### [Short exercise]
Every record must be transcribed in its entirety, apart from the images, which are to be omitted.

### [Excerpted records]
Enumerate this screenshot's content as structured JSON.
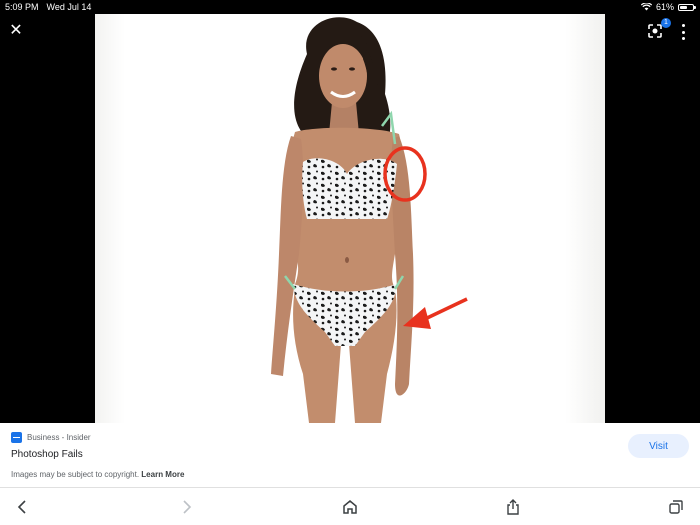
{
  "status_bar": {
    "time": "5:09 PM",
    "date": "Wed Jul 14",
    "battery": "61%",
    "battery_level": 0.61
  },
  "viewer": {
    "lens_badge": "1",
    "icons": {
      "close": "close-icon",
      "lens": "google-lens-icon",
      "more": "more-vert-icon"
    }
  },
  "result": {
    "source": "Business - Insider",
    "title": "Photoshop Fails",
    "visit_label": "Visit",
    "copyright_text": "Images may be subject to copyright.",
    "learn_more": "Learn More"
  },
  "toolbar": {
    "icons": [
      "back-icon",
      "forward-icon",
      "home-icon",
      "share-icon",
      "tabs-icon"
    ]
  },
  "colors": {
    "accent": "#1a73e8",
    "annotation_red": "#e8321e"
  }
}
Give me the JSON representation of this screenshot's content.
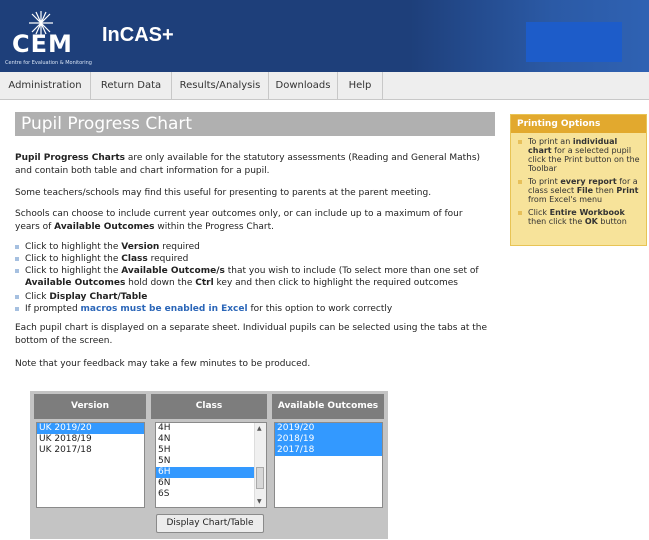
{
  "header": {
    "logo_text": "CEM",
    "logo_subtitle": "Centre for Evaluation & Monitoring",
    "app_name": "InCAS+"
  },
  "nav": {
    "items": [
      "Administration",
      "Return Data",
      "Results/Analysis",
      "Downloads",
      "Help"
    ]
  },
  "page": {
    "title": "Pupil Progress Chart",
    "intro_bold": "Pupil Progress Charts",
    "intro_rest": " are only available for the statutory assessments (Reading and General Maths) and contain both table and chart information for a pupil.",
    "para2": "Some teachers/schools may find this useful for presenting to parents at the parent meeting.",
    "para3_a": "Schools can choose to include current year outcomes only, or can include up to a maximum of four years of ",
    "para3_bold": "Available Outcomes",
    "para3_b": " within the Progress Chart.",
    "bullets": {
      "b1_a": "Click to highlight the ",
      "b1_bold": "Version",
      "b1_b": " required",
      "b2_a": "Click to highlight the ",
      "b2_bold": "Class",
      "b2_b": " required",
      "b3_a": "Click to highlight the ",
      "b3_bold": "Available Outcome/s",
      "b3_b": " that you wish to include (To select more than one set of ",
      "b3_bold2": "Available Outcomes",
      "b3_c": " hold down the ",
      "b3_bold3": "Ctrl",
      "b3_d": " key and then click to highlight the required outcomes",
      "b4_a": "Click ",
      "b4_bold": "Display Chart/Table",
      "b5_a": "If prompted ",
      "b5_link": "macros must be enabled in Excel",
      "b5_b": " for this option to work correctly"
    },
    "para4": "Each pupil chart is displayed on a separate sheet.  Individual pupils can be selected using the tabs at the bottom of the screen.",
    "para5": "Note that your feedback may take a few minutes to be produced."
  },
  "selector": {
    "version_header": "Version",
    "class_header": "Class",
    "outcomes_header": "Available Outcomes",
    "versions": [
      "UK 2019/20",
      "UK 2018/19",
      "UK 2017/18"
    ],
    "classes": [
      "4H",
      "4N",
      "5H",
      "5N",
      "6H",
      "6N",
      "6S"
    ],
    "outcomes": [
      "2019/20",
      "2018/19",
      "2017/18"
    ],
    "button_label": "Display Chart/Table"
  },
  "printing": {
    "title": "Printing Options",
    "i1_a": "To print an ",
    "i1_bold": "individual chart",
    "i1_b": " for a selected pupil click the Print button on the Toolbar",
    "i2_a": "To print ",
    "i2_bold": "every report",
    "i2_b": " for a class select ",
    "i2_bold2": "File",
    "i2_c": " then ",
    "i2_bold3": "Print",
    "i2_d": " from Excel's menu",
    "i3_a": "Click ",
    "i3_bold": "Entire Workbook",
    "i3_b": " then click the ",
    "i3_bold2": "OK",
    "i3_c": " button"
  },
  "colors": {
    "header_bg": "#1e3f7a",
    "title_bar": "#b0b0b0",
    "selection": "#3399ff",
    "print_header": "#e2a92e",
    "print_box": "#f7e39a"
  }
}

### [Solution to the exercise]
Enumerate this screenshot's content as structured JSON.
{
  "status_bar": {
    "time": "5:09 PM",
    "date": "Wed Jul 14",
    "battery": "61%",
    "battery_level": 0.61
  },
  "viewer": {
    "lens_badge": "1",
    "icons": {
      "close": "close-icon",
      "lens": "google-lens-icon",
      "more": "more-vert-icon"
    }
  },
  "result": {
    "source": "Business - Insider",
    "title": "Photoshop Fails",
    "visit_label": "Visit",
    "copyright_text": "Images may be subject to copyright.",
    "learn_more": "Learn More"
  },
  "toolbar": {
    "icons": [
      "back-icon",
      "forward-icon",
      "home-icon",
      "share-icon",
      "tabs-icon"
    ]
  },
  "colors": {
    "accent": "#1a73e8",
    "annotation_red": "#e8321e"
  }
}
Give me the JSON representation of this screenshot's content.
{
  "header": {
    "logo_text": "CEM",
    "logo_subtitle": "Centre for Evaluation & Monitoring",
    "app_name": "InCAS+"
  },
  "nav": {
    "items": [
      "Administration",
      "Return Data",
      "Results/Analysis",
      "Downloads",
      "Help"
    ]
  },
  "page": {
    "title": "Pupil Progress Chart",
    "intro_bold": "Pupil Progress Charts",
    "intro_rest": " are only available for the statutory assessments (Reading and General Maths) and contain both table and chart information for a pupil.",
    "para2": "Some teachers/schools may find this useful for presenting to parents at the parent meeting.",
    "para3_a": "Schools can choose to include current year outcomes only, or can include up to a maximum of four years of ",
    "para3_bold": "Available Outcomes",
    "para3_b": " within the Progress Chart.",
    "bullets": {
      "b1_a": "Click to highlight the ",
      "b1_bold": "Version",
      "b1_b": " required",
      "b2_a": "Click to highlight the ",
      "b2_bold": "Class",
      "b2_b": " required",
      "b3_a": "Click to highlight the ",
      "b3_bold": "Available Outcome/s",
      "b3_b": " that you wish to include (To select more than one set of ",
      "b3_bold2": "Available Outcomes",
      "b3_c": " hold down the ",
      "b3_bold3": "Ctrl",
      "b3_d": " key and then click to highlight the required outcomes",
      "b4_a": "Click ",
      "b4_bold": "Display Chart/Table",
      "b5_a": "If prompted ",
      "b5_link": "macros must be enabled in Excel",
      "b5_b": " for this option to work correctly"
    },
    "para4": "Each pupil chart is displayed on a separate sheet.  Individual pupils can be selected using the tabs at the bottom of the screen.",
    "para5": "Note that your feedback may take a few minutes to be produced."
  },
  "selector": {
    "version_header": "Version",
    "class_header": "Class",
    "outcomes_header": "Available Outcomes",
    "versions": [
      "UK 2019/20",
      "UK 2018/19",
      "UK 2017/18"
    ],
    "classes": [
      "4H",
      "4N",
      "5H",
      "5N",
      "6H",
      "6N",
      "6S"
    ],
    "outcomes": [
      "2019/20",
      "2018/19",
      "2017/18"
    ],
    "button_label": "Display Chart/Table"
  },
  "printing": {
    "title": "Printing Options",
    "i1_a": "To print an ",
    "i1_bold": "individual chart",
    "i1_b": " for a selected pupil click the Print button on the Toolbar",
    "i2_a": "To print ",
    "i2_bold": "every report",
    "i2_b": " for a class select ",
    "i2_bold2": "File",
    "i2_c": " then ",
    "i2_bold3": "Print",
    "i2_d": " from Excel's menu",
    "i3_a": "Click ",
    "i3_bold": "Entire Workbook",
    "i3_b": " then click the ",
    "i3_bold2": "OK",
    "i3_c": " button"
  },
  "colors": {
    "header_bg": "#1e3f7a",
    "title_bar": "#b0b0b0",
    "selection": "#3399ff",
    "print_header": "#e2a92e",
    "print_box": "#f7e39a"
  }
}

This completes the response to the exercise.